→ **EXERCISE REQUIREMENTS**: Exactly the lines from the line that has "Transcribe this image's" through the final line below are to be retyped, and the pictures are not.

[begin PROVIDED DATA]

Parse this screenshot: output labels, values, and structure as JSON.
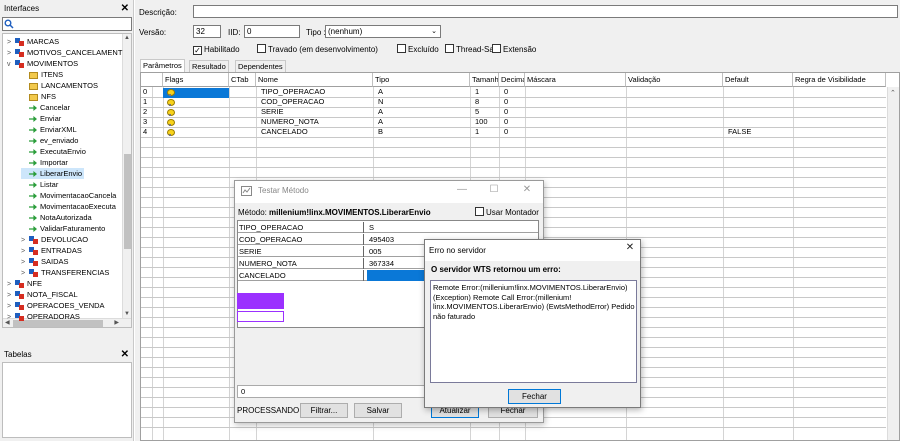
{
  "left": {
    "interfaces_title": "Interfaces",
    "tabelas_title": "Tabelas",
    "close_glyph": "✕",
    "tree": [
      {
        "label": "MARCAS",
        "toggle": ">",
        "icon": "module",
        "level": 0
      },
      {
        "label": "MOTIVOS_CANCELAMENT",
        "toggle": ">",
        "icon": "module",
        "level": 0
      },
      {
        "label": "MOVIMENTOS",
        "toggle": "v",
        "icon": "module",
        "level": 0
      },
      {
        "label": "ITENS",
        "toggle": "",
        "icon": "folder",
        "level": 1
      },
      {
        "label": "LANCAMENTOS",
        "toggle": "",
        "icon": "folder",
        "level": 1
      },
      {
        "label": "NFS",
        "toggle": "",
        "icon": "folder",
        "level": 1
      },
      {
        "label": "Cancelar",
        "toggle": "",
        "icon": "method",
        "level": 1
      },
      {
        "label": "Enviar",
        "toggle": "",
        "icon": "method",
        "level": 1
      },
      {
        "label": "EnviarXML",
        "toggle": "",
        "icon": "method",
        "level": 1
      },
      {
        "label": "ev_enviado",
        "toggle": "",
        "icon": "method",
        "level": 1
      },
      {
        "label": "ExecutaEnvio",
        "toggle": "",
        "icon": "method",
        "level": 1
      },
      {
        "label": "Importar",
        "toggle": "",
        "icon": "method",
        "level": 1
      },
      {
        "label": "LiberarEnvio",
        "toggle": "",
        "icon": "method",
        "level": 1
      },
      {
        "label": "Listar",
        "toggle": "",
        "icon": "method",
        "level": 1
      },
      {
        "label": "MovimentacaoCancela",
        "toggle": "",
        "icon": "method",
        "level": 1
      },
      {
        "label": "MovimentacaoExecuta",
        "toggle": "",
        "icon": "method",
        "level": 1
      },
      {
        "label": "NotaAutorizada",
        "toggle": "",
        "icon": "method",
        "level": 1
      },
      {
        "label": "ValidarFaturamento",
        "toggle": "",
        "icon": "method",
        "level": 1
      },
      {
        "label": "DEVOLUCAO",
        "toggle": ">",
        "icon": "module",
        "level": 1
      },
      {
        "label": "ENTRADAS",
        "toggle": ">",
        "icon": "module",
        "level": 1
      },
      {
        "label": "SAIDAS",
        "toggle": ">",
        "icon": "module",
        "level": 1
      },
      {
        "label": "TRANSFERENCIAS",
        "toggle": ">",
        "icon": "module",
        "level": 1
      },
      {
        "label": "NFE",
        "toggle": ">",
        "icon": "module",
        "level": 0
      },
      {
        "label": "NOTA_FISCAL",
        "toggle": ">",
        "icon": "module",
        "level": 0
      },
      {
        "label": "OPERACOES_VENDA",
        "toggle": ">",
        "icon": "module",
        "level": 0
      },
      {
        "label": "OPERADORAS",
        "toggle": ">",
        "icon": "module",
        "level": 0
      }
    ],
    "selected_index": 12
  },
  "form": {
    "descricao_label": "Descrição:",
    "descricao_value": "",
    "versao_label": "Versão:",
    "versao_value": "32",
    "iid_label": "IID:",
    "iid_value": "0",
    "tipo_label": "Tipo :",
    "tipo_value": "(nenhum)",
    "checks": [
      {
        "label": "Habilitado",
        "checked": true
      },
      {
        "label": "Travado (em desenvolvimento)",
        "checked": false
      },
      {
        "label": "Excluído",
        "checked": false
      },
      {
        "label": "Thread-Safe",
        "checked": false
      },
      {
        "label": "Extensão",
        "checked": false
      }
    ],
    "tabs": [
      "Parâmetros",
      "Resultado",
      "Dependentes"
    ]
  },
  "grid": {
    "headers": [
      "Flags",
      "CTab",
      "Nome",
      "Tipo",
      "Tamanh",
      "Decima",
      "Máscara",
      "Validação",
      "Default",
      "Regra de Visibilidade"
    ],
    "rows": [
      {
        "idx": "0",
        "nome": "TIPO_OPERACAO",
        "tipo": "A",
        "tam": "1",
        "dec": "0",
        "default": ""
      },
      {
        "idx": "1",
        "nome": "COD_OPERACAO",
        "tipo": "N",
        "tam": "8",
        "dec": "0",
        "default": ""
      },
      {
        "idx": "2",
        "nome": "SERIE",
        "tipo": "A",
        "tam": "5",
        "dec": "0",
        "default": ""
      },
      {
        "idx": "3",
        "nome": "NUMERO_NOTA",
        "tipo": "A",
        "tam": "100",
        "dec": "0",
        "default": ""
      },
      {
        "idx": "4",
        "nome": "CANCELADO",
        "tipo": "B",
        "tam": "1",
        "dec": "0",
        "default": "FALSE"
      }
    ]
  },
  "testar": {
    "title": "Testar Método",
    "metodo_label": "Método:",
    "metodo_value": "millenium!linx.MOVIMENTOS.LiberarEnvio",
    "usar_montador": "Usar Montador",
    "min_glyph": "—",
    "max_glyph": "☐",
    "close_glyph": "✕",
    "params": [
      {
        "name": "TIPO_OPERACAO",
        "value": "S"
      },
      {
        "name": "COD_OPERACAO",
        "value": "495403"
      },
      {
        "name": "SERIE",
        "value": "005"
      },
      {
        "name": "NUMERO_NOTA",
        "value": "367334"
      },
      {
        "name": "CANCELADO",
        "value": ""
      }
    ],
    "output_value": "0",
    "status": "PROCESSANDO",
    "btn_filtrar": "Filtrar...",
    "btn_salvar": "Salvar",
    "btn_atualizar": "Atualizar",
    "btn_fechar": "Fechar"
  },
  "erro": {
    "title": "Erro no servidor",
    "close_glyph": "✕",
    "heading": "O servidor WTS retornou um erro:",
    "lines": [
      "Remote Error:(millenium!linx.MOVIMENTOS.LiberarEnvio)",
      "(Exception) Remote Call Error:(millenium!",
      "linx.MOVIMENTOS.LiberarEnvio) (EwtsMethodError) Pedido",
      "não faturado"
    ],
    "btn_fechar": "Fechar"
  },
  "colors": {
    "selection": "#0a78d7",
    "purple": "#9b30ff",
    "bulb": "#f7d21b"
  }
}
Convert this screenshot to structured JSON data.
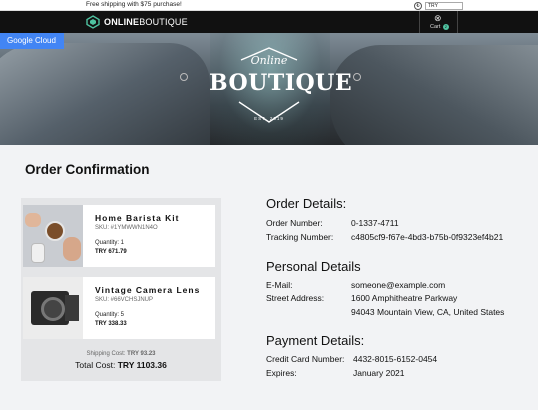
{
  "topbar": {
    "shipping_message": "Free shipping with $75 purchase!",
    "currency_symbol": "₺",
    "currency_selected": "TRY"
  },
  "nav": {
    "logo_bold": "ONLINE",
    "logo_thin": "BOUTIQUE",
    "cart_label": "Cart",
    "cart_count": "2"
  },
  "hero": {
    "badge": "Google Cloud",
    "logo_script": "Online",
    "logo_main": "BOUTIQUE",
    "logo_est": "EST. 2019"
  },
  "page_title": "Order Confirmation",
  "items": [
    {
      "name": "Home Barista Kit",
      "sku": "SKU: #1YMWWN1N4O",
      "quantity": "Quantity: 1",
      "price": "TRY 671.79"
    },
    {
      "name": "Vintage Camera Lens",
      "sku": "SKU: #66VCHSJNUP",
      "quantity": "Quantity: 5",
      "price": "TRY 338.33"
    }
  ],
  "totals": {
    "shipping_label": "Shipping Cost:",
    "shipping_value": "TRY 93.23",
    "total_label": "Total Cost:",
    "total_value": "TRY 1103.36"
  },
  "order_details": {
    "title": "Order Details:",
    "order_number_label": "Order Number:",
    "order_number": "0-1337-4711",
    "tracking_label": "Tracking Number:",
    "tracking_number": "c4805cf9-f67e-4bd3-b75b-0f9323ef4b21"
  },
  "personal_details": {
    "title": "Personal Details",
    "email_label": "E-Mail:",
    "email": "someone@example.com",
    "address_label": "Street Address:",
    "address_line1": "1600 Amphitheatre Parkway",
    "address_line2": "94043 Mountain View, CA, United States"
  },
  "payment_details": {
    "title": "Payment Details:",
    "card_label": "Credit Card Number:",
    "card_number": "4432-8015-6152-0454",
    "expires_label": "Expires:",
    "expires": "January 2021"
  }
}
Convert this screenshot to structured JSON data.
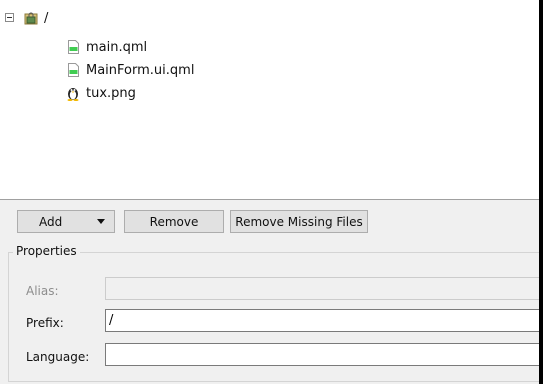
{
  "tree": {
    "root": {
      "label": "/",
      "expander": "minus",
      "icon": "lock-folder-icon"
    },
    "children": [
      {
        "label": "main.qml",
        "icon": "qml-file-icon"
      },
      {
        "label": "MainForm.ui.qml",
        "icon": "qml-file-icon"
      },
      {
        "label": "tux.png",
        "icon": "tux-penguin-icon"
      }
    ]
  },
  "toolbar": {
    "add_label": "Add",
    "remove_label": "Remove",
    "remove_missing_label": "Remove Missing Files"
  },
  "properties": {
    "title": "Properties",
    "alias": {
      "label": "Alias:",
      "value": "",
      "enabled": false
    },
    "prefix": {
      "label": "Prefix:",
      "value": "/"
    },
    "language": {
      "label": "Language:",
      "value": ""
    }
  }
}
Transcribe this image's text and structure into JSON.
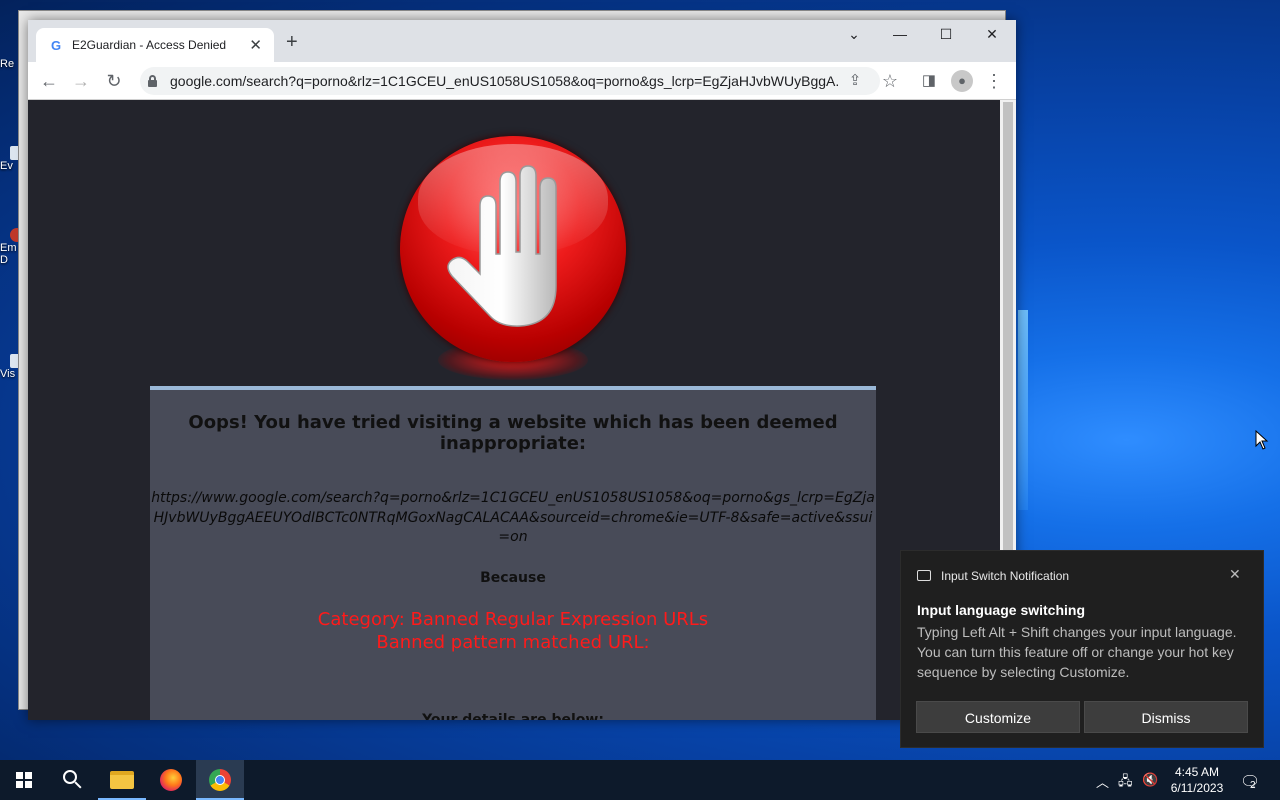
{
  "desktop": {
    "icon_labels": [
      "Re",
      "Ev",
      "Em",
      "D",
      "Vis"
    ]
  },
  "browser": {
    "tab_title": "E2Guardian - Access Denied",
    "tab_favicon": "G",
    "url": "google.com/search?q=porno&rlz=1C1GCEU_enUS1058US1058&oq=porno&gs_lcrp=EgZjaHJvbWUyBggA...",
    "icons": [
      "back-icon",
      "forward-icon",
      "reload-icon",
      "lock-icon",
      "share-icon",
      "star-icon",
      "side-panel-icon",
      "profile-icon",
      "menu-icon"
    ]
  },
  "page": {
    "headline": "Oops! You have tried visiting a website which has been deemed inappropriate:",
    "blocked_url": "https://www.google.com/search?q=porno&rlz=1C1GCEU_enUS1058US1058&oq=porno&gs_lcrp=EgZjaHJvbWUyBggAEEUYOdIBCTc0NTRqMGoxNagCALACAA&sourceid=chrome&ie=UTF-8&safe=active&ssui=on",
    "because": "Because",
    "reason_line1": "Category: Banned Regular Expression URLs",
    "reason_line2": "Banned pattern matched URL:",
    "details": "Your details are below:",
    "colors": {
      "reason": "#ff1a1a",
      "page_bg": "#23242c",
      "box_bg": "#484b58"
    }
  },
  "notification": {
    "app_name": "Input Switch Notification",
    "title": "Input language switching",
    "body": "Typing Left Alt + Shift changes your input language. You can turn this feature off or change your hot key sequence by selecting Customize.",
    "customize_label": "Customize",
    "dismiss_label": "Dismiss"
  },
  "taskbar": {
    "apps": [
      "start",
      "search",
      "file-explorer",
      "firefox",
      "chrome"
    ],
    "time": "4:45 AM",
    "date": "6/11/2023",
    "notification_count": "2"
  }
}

[end PROVIDED DATA]

→ **CORRECT ANSWER**:
Transcribe this image's text and structure into JSON.
{
  "desktop": {
    "icon_labels": [
      "Re",
      "Ev",
      "Em",
      "D",
      "Vis"
    ]
  },
  "browser": {
    "tab_title": "E2Guardian - Access Denied",
    "tab_favicon": "G",
    "url": "google.com/search?q=porno&rlz=1C1GCEU_enUS1058US1058&oq=porno&gs_lcrp=EgZjaHJvbWUyBggA...",
    "icons": [
      "back-icon",
      "forward-icon",
      "reload-icon",
      "lock-icon",
      "share-icon",
      "star-icon",
      "side-panel-icon",
      "profile-icon",
      "menu-icon"
    ]
  },
  "page": {
    "headline": "Oops! You have tried visiting a website which has been deemed inappropriate:",
    "blocked_url": "https://www.google.com/search?q=porno&rlz=1C1GCEU_enUS1058US1058&oq=porno&gs_lcrp=EgZjaHJvbWUyBggAEEUYOdIBCTc0NTRqMGoxNagCALACAA&sourceid=chrome&ie=UTF-8&safe=active&ssui=on",
    "because": "Because",
    "reason_line1": "Category: Banned Regular Expression URLs",
    "reason_line2": "Banned pattern matched URL:",
    "details": "Your details are below:",
    "colors": {
      "reason": "#ff1a1a",
      "page_bg": "#23242c",
      "box_bg": "#484b58"
    }
  },
  "notification": {
    "app_name": "Input Switch Notification",
    "title": "Input language switching",
    "body": "Typing Left Alt + Shift changes your input language. You can turn this feature off or change your hot key sequence by selecting Customize.",
    "customize_label": "Customize",
    "dismiss_label": "Dismiss"
  },
  "taskbar": {
    "apps": [
      "start",
      "search",
      "file-explorer",
      "firefox",
      "chrome"
    ],
    "time": "4:45 AM",
    "date": "6/11/2023",
    "notification_count": "2"
  }
}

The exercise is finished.